» Stated problem
All lines holding the string "инвалидами" are to be shown.
-------------------------
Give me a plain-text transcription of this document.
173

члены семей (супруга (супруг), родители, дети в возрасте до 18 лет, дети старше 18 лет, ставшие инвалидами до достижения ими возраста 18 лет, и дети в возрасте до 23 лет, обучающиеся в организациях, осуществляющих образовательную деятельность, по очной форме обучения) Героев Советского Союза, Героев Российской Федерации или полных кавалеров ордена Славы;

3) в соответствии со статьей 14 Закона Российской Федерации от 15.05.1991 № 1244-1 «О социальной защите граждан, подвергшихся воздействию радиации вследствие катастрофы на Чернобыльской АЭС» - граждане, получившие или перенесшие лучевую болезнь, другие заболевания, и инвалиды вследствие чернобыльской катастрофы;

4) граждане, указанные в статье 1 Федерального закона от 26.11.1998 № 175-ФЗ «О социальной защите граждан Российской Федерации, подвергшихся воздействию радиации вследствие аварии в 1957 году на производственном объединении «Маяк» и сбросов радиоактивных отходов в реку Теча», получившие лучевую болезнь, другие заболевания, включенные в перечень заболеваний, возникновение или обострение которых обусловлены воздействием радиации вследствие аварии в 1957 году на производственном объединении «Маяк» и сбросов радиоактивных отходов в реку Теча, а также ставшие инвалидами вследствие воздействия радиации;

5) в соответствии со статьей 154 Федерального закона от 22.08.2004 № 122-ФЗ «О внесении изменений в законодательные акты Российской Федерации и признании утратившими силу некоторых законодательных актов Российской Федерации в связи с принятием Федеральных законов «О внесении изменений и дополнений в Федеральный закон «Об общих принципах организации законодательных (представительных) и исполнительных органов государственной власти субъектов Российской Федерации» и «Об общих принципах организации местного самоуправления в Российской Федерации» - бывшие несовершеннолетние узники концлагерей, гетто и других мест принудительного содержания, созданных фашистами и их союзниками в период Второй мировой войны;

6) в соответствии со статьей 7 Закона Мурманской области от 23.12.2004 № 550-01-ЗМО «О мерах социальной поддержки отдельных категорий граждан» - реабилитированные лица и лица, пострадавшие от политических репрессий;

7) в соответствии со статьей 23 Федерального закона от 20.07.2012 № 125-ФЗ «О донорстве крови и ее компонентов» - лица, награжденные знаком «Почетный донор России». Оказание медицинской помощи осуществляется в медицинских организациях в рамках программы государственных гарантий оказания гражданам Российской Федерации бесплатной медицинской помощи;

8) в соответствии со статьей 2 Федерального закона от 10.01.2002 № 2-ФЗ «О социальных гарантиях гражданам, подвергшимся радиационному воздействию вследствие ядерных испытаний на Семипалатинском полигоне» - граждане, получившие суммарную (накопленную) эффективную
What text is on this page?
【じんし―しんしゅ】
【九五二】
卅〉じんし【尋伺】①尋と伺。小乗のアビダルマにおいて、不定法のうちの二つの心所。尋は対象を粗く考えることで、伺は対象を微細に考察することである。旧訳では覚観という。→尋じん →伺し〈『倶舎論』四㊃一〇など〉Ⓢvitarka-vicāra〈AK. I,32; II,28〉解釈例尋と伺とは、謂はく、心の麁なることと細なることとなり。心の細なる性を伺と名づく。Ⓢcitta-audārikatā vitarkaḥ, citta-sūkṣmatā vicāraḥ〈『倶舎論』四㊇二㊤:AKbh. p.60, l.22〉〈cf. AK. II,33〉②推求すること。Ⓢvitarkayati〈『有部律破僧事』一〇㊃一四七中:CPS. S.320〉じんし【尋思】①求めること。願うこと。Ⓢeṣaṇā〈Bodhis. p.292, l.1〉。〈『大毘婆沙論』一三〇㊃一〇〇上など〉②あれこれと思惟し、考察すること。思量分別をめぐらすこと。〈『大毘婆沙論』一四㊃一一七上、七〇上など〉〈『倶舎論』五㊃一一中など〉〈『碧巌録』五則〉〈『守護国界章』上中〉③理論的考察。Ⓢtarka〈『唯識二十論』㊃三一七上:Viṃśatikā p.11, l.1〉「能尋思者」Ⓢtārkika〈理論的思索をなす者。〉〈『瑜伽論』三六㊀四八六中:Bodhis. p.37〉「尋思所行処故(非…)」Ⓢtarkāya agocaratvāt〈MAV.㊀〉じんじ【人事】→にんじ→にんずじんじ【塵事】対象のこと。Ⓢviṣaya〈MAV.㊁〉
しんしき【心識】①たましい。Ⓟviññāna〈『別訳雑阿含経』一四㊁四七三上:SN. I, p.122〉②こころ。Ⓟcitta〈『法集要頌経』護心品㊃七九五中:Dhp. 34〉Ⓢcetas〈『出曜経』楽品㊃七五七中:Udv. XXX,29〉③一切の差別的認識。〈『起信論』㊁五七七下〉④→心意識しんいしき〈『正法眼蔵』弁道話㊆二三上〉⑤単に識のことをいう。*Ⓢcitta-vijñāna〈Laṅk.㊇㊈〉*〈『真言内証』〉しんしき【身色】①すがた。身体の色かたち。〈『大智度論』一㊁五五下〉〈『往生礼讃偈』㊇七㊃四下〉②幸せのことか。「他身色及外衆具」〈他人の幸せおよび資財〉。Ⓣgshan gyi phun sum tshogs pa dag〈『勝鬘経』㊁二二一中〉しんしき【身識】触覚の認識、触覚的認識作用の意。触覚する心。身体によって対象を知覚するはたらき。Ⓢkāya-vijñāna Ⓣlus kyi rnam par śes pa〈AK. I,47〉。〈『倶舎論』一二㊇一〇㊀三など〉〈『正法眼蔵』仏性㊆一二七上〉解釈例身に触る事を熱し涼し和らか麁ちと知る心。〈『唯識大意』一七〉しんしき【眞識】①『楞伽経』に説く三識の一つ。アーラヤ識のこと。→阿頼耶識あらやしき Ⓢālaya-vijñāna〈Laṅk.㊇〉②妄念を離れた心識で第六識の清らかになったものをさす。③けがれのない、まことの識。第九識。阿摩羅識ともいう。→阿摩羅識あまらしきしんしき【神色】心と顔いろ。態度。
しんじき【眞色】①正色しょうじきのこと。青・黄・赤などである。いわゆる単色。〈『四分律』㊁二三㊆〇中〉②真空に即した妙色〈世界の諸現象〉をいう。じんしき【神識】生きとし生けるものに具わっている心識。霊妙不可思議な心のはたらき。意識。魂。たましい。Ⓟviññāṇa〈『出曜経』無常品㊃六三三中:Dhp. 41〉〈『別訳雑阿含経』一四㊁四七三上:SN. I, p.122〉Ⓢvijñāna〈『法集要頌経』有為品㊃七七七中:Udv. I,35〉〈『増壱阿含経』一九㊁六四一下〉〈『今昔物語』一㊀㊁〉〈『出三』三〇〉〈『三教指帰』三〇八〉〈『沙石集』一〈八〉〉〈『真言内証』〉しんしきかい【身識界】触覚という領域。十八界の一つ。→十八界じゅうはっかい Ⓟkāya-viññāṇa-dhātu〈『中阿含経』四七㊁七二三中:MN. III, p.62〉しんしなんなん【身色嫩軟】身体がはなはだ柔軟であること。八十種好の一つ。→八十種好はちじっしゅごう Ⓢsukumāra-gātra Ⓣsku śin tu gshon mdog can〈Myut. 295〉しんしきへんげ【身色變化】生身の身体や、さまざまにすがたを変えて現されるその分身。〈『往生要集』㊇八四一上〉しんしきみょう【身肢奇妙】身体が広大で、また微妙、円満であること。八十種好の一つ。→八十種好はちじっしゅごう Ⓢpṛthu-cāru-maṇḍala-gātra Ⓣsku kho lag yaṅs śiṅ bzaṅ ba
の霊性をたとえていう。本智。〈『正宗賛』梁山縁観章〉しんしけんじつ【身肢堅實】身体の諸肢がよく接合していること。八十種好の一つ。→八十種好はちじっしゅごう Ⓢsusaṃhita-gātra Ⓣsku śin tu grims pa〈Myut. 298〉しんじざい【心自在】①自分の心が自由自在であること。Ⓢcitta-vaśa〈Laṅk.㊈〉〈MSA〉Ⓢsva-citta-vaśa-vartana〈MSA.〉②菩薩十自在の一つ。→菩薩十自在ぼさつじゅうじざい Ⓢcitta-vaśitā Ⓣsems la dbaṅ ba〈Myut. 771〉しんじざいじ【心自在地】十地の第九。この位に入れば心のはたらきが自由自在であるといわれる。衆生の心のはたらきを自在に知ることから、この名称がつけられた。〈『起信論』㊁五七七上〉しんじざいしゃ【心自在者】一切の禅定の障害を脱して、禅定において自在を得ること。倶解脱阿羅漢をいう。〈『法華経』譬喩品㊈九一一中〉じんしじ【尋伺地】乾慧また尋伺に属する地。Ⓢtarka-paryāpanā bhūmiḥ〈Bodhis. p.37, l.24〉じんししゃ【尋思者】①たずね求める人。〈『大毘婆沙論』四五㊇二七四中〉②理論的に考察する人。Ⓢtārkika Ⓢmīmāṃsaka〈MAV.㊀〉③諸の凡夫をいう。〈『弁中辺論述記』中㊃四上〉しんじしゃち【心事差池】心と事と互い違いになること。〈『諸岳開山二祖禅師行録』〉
-------------------------
» Full answer
члены семей (супруга (супруг), родители, дети в возрасте до 18 лет, дети старше 18 лет, ставшие инвалидами до достижения ими возраста 18 лет, и дети в возрасте до 23 лет, обучающиеся в организациях, осуществляющих образовательную деятельность, по очной форме обучения) Героев Советского Союза, Героев Российской Федерации или полных кавалеров ордена Славы;
4) граждане, указанные в статье 1 Федерального закона от 26.11.1998 № 175-ФЗ «О социальной защите граждан Российской Федерации, подвергшихся воздействию радиации вследствие аварии в 1957 году на производственном объединении «Маяк» и сбросов радиоактивных отходов в реку Теча», получившие лучевую болезнь, другие заболевания, включенные в перечень заболеваний, возникновение или обострение которых обусловлены воздействием радиации вследствие аварии в 1957 году на производственном объединении «Маяк» и сбросов радиоактивных отходов в реку Теча, а также ставшие инвалидами вследствие воздействия радиации;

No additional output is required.